- Task instructions -
Write out the whole listing word for word.

(Records from a data source)
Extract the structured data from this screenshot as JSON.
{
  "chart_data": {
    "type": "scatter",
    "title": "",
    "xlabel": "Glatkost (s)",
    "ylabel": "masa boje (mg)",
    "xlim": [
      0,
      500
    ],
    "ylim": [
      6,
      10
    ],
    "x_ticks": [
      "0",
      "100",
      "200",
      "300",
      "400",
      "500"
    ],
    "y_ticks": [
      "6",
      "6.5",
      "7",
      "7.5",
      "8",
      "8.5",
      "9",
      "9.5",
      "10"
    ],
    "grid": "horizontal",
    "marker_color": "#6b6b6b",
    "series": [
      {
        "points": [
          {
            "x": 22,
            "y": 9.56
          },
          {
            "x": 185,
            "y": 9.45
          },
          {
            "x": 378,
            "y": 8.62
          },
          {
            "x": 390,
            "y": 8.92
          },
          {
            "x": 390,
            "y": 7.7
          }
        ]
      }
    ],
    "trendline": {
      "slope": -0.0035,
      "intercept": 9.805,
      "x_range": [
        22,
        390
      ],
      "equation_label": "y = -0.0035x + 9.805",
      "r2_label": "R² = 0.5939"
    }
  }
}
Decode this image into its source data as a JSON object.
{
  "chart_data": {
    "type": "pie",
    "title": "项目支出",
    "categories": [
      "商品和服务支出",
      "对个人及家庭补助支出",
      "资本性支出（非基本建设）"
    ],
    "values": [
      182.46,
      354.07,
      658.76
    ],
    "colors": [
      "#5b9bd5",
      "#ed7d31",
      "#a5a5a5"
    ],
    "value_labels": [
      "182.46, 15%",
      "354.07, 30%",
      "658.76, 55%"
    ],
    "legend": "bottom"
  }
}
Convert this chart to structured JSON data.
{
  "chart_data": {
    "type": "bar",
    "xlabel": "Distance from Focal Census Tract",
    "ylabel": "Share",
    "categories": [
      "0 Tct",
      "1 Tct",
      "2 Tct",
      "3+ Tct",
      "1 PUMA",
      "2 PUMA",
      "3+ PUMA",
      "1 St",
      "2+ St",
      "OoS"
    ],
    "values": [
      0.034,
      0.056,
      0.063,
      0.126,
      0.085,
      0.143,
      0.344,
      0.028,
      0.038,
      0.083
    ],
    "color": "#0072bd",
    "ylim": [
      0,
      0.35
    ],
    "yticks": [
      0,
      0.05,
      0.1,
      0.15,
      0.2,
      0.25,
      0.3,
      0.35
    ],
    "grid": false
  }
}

- Solution to the exercise -
Extract the structured data from this screenshot as JSON.
{
  "chart_data": {
    "type": "scatter",
    "title": "",
    "xlabel": "Glatkost (s)",
    "ylabel": "masa boje (mg)",
    "xlim": [
      0,
      500
    ],
    "ylim": [
      6,
      10
    ],
    "x_ticks": [
      "0",
      "100",
      "200",
      "300",
      "400",
      "500"
    ],
    "y_ticks": [
      "6",
      "6.5",
      "7",
      "7.5",
      "8",
      "8.5",
      "9",
      "9.5",
      "10"
    ],
    "grid": "horizontal",
    "marker_color": "#6b6b6b",
    "series": [
      {
        "points": [
          {
            "x": 22,
            "y": 9.56
          },
          {
            "x": 185,
            "y": 9.45
          },
          {
            "x": 378,
            "y": 8.62
          },
          {
            "x": 390,
            "y": 8.92
          },
          {
            "x": 390,
            "y": 7.7
          }
        ]
      }
    ],
    "trendline": {
      "slope": -0.0035,
      "intercept": 9.805,
      "x_range": [
        22,
        390
      ],
      "equation_label": "y = -0.0035x + 9.805",
      "r2_label": "R² = 0.5939"
    }
  }
}
Decode this image into its source data as a JSON object.
{
  "chart_data": {
    "type": "pie",
    "title": "项目支出",
    "categories": [
      "商品和服务支出",
      "对个人及家庭补助支出",
      "资本性支出（非基本建设）"
    ],
    "values": [
      182.46,
      354.07,
      658.76
    ],
    "colors": [
      "#5b9bd5",
      "#ed7d31",
      "#a5a5a5"
    ],
    "value_labels": [
      "182.46, 15%",
      "354.07, 30%",
      "658.76, 55%"
    ],
    "legend": "bottom"
  }
}
Convert this chart to structured JSON data.
{
  "chart_data": {
    "type": "bar",
    "xlabel": "Distance from Focal Census Tract",
    "ylabel": "Share",
    "categories": [
      "0 Tct",
      "1 Tct",
      "2 Tct",
      "3+ Tct",
      "1 PUMA",
      "2 PUMA",
      "3+ PUMA",
      "1 St",
      "2+ St",
      "OoS"
    ],
    "values": [
      0.034,
      0.056,
      0.063,
      0.126,
      0.085,
      0.143,
      0.344,
      0.028,
      0.038,
      0.083
    ],
    "color": "#0072bd",
    "ylim": [
      0,
      0.35
    ],
    "yticks": [
      0,
      0.05,
      0.1,
      0.15,
      0.2,
      0.25,
      0.3,
      0.35
    ],
    "grid": false
  }
}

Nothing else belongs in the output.